Source data:
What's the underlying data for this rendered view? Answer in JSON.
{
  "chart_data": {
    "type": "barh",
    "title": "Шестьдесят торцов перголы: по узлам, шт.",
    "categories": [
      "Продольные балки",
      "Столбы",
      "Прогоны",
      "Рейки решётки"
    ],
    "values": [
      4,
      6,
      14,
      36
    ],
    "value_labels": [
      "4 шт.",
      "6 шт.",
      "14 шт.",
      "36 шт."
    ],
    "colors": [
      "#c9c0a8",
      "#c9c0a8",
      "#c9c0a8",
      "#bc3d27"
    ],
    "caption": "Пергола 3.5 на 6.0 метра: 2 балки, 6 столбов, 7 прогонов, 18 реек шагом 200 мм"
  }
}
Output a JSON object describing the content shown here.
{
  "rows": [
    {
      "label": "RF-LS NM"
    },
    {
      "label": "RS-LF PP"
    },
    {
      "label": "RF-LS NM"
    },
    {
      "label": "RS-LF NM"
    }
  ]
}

§ **EXERCISE GOAL**:
Output the records above in their entirety, exactly.

§ **ANSWER TO THE PROBLEM**:
What's the underlying data for this rendered view? Answer in JSON.
{
  "chart_data": {
    "type": "barh",
    "title": "Шестьдесят торцов перголы: по узлам, шт.",
    "categories": [
      "Продольные балки",
      "Столбы",
      "Прогоны",
      "Рейки решётки"
    ],
    "values": [
      4,
      6,
      14,
      36
    ],
    "value_labels": [
      "4 шт.",
      "6 шт.",
      "14 шт.",
      "36 шт."
    ],
    "colors": [
      "#c9c0a8",
      "#c9c0a8",
      "#c9c0a8",
      "#bc3d27"
    ],
    "caption": "Пергола 3.5 на 6.0 метра: 2 балки, 6 столбов, 7 прогонов, 18 реек шагом 200 мм"
  }
}
Output a JSON object describing the content shown here.
{
  "rows": [
    {
      "label": "RF-LS NM"
    },
    {
      "label": "RS-LF PP"
    },
    {
      "label": "RF-LS NM"
    },
    {
      "label": "RS-LF NM"
    }
  ]
}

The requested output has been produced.